[R-sig-ME] Poor mixing and autocorrelation of ZIP data in MCMCglmm
Pierre de Villemereuil
p|erre@dev|||emereu|| @end|ng |rom ephe@p@|@eu
Thu Jun 18 09:23:45 CEST 2020
Hi,
I agree with Ben, I believe it is a shame to waste that much information. With multiple measurements, *sometimes* removing non-repeated individuals might help improve things, but not always. I would try to include all individuals, and only if you still have issues, start by keeping individuals with at least 2 measurements (5 is too high a threshold in my humble opinion).

[Dataset entries]
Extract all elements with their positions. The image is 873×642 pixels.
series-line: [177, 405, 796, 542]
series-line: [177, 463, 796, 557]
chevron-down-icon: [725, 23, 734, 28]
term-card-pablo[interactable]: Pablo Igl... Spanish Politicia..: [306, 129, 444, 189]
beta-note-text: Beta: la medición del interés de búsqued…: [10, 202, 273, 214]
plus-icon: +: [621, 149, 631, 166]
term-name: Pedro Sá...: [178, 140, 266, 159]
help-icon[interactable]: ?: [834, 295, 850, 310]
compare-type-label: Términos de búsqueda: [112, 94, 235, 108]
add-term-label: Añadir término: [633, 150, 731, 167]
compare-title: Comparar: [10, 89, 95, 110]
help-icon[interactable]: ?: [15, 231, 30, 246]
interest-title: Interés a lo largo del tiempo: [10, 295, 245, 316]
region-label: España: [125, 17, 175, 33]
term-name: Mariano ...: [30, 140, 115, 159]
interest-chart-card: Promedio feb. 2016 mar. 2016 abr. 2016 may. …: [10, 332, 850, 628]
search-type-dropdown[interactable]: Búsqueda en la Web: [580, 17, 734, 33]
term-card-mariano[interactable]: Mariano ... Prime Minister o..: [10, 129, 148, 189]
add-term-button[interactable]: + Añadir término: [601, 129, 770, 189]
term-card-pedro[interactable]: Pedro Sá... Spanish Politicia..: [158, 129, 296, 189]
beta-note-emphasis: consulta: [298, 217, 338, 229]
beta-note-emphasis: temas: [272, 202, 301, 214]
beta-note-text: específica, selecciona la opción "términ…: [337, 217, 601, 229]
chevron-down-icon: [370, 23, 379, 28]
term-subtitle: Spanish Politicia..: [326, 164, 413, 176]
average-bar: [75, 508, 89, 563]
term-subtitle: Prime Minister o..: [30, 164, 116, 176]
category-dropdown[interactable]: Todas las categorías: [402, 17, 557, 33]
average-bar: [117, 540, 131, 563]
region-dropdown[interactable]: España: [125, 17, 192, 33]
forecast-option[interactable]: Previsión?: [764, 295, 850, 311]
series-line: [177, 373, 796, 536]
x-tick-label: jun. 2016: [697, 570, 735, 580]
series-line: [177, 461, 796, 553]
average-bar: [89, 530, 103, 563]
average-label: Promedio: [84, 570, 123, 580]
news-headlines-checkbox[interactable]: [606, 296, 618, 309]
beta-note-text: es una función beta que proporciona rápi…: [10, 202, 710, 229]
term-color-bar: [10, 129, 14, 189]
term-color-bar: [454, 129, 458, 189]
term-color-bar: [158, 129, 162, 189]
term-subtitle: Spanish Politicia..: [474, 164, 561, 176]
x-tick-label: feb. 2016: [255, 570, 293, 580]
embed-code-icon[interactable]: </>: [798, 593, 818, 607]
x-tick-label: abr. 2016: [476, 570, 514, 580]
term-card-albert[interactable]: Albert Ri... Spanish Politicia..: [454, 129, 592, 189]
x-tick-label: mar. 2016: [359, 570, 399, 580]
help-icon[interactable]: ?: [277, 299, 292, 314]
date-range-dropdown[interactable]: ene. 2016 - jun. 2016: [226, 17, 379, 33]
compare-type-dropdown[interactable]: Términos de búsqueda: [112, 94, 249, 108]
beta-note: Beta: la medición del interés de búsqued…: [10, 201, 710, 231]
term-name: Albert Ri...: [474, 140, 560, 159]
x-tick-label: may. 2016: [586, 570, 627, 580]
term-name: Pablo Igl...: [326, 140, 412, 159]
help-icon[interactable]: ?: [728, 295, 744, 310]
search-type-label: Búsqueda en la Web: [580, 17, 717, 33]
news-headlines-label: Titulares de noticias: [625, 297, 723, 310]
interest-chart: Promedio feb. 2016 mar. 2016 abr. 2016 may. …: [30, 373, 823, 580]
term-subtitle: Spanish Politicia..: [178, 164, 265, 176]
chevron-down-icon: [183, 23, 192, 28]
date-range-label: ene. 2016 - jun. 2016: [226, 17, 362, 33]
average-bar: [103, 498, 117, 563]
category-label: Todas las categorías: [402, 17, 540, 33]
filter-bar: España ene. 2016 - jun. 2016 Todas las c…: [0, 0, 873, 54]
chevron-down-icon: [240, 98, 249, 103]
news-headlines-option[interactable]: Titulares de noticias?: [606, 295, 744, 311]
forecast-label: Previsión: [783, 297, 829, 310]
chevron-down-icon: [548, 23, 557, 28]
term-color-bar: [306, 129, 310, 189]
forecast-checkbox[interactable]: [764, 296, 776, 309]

Your assignment —
Continue the mailing-list reply about poor mixing of ZIP data in MCMCglmm from the point where it stops.

Written reply —
Now, for your results, it's nice to see the variance is a bit more reasonable (9 is still a high value, but it is not an impossible one if "id" explains the zeros a lot). However, your effective sample sizes for the zi-related variances is still quite low, so you need to run the MCMC for longer, maybe try to reach at least 200 or 500 (1000 would be a more comfortable target, but it might be difficult to reach if auto-correlation is high).
Cheers,
Pierre.
Le mercredi 17 juin 2020, 11:02:49 CEST Vital Heim a écrit :
> Dear Pierre,
>
> Thank you again for the answer and the new prior!
>
> I have been working on the model last week and your question if I have
> enough data got me thinking. I therefore reconsidered my available data and
> also looked into if I can simplify my model.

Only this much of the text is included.